━━━ Information supplied

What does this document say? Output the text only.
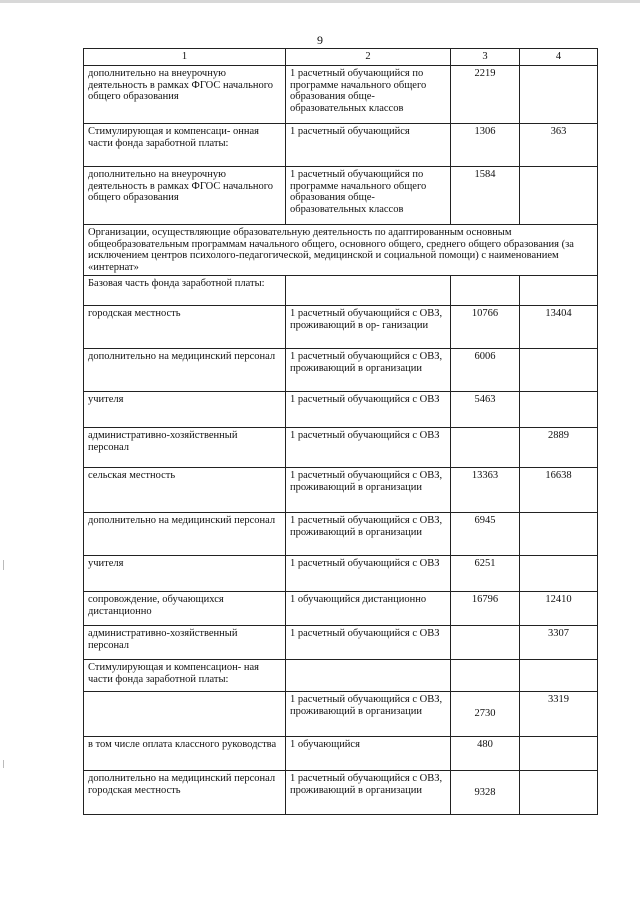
9
1	2	3	4
дополнительно на внеурочную деятельность в рамках ФГОС начального общего образования	1 расчетный обучающийся по программе начального общего образования обще- образовательных классов	2219	
Стимулирующая и компенсаци- онная части фонда заработной платы:	1 расчетный обучающийся	1306	363
дополнительно на внеурочную деятельность в рамках ФГОС начального общего образования	1 расчетный обучающийся по программе начального общего образования обще- образовательных классов	1584	
Организации, осуществляющие образовательную деятельность по адаптированным основным общеобразовательным программам начального общего, основного общего, среднего общего образования (за исключением центров психолого-педагогической, медицинской и социальной помощи) с наименованием «интернат»			
Базовая часть фонда заработной платы:			
городская местность	1 расчетный обучающийся с ОВЗ, проживающий в ор- ганизации	10766	13404
дополнительно на медицинский персонал	1 расчетный обучающийся с ОВЗ, проживающий в организации	6006	
учителя	1 расчетный обучающийся с ОВЗ	5463	
административно-хозяйственный персонал	1 расчетный обучающийся с ОВЗ		2889
сельская местность	1 расчетный обучающийся с ОВЗ, проживающий в организации	13363	16638
дополнительно на медицинский персонал	1 расчетный обучающийся с ОВЗ, проживающий в организации	6945	
учителя	1 расчетный обучающийся с ОВЗ	6251	
сопровождение, обучающихся дистанционно	1 обучающийся дистанционно	16796	12410
административно-хозяйственный персонал	1 расчетный обучающийся с ОВЗ		3307
Стимулирующая и компенсацион- ная части фонда заработной платы:			
	1 расчетный обучающийся с ОВЗ, проживающий в организации	2730	3319
в том числе оплата классного руководства	1 обучающийся	480	
дополнительно на медицинский персонал городская местность	1 расчетный обучающийся с ОВЗ, проживающий в организации	9328	
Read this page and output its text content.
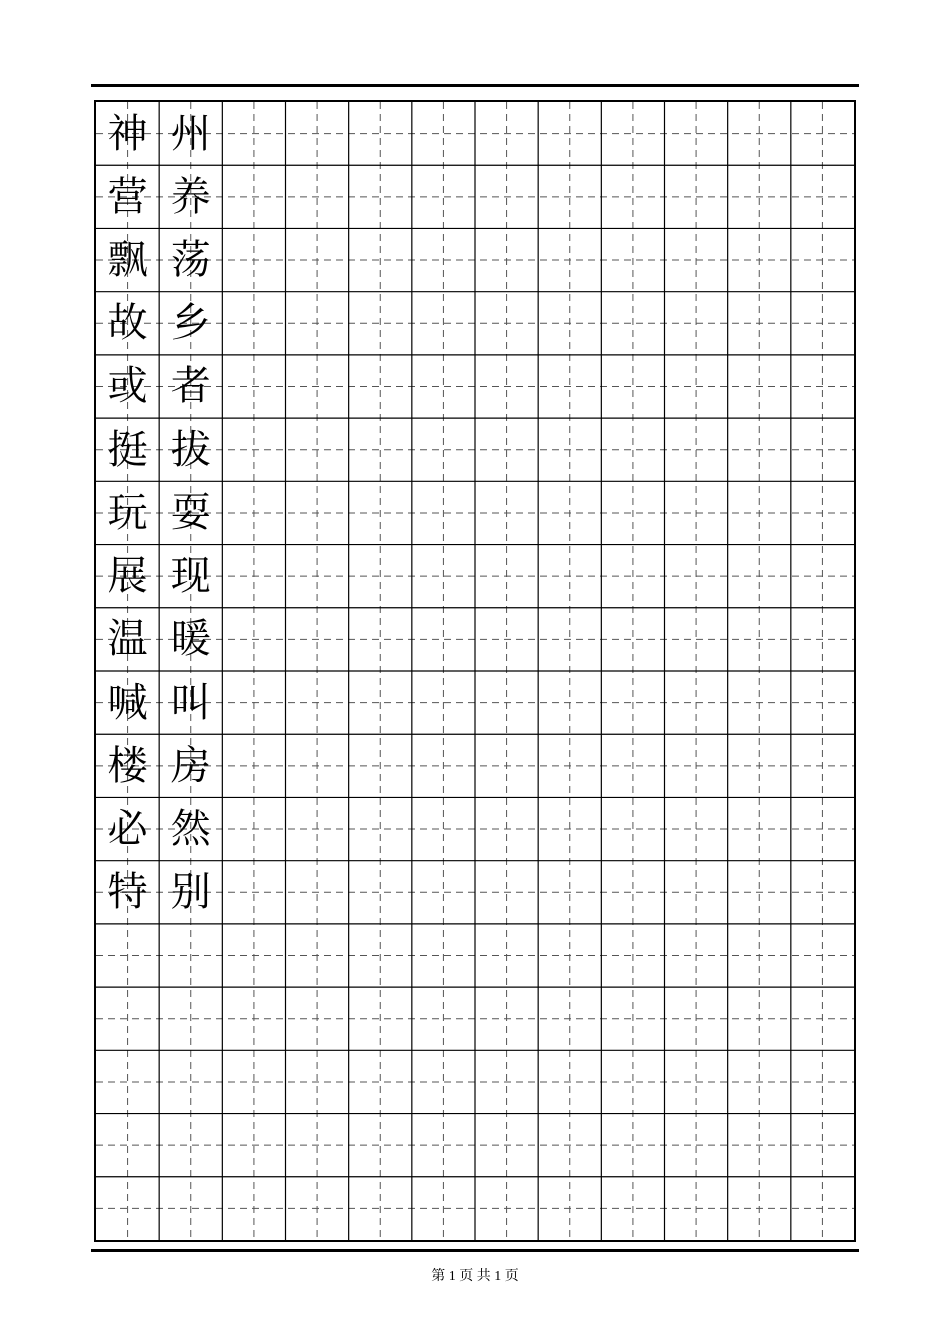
神
营
飘
故
或
挺
玩
展
温
喊
楼
必
特
州
养
荡
乡
者
拔
耍
现
暖
叫
房
然
别
第 1 页 共 1 页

━━━━━━

Exercise
Restate the whole of the material word for word without the pictures.

The result
What does this document say? Output the text only.
9
1	2	3	4
дополнительно на внеурочную деятельность в рамках ФГОС начального общего образования	1 расчетный обучающийся по программе начального общего образования обще- образовательных классов	2219	
Стимулирующая и компенсаци- онная части фонда заработной платы:	1 расчетный обучающийся	1306	363
дополнительно на внеурочную деятельность в рамках ФГОС начального общего образования	1 расчетный обучающийся по программе начального общего образования обще- образовательных классов	1584	
Организации, осуществляющие образовательную деятельность по адаптированным основным общеобразовательным программам начального общего, основного общего, среднего общего образования (за исключением центров психолого-педагогической, медицинской и социальной помощи) с наименованием «интернат»			
Базовая часть фонда заработной платы:			
городская местность	1 расчетный обучающийся с ОВЗ, проживающий в ор- ганизации	10766	13404
дополнительно на медицинский персонал	1 расчетный обучающийся с ОВЗ, проживающий в организации	6006	
учителя	1 расчетный обучающийся с ОВЗ	5463	
административно-хозяйственный персонал	1 расчетный обучающийся с ОВЗ		2889
сельская местность	1 расчетный обучающийся с ОВЗ, проживающий в организации	13363	16638
дополнительно на медицинский персонал	1 расчетный обучающийся с ОВЗ, проживающий в организации	6945	
учителя	1 расчетный обучающийся с ОВЗ	6251	
сопровождение, обучающихся дистанционно	1 обучающийся дистанционно	16796	12410
административно-хозяйственный персонал	1 расчетный обучающийся с ОВЗ		3307
Стимулирующая и компенсацион- ная части фонда заработной платы:			
	1 расчетный обучающийся с ОВЗ, проживающий в организации	2730	3319
в том числе оплата классного руководства	1 обучающийся	480	
дополнительно на медицинский персонал городская местность	1 расчетный обучающийся с ОВЗ, проживающий в организации	9328	
Read this page and output its text content.
神
营
飘
故
或
挺
玩
展
温
喊
楼
必
特
州
养
荡
乡
者
拔
耍
现
暖
叫
房
然
别
第 1 页 共 1 页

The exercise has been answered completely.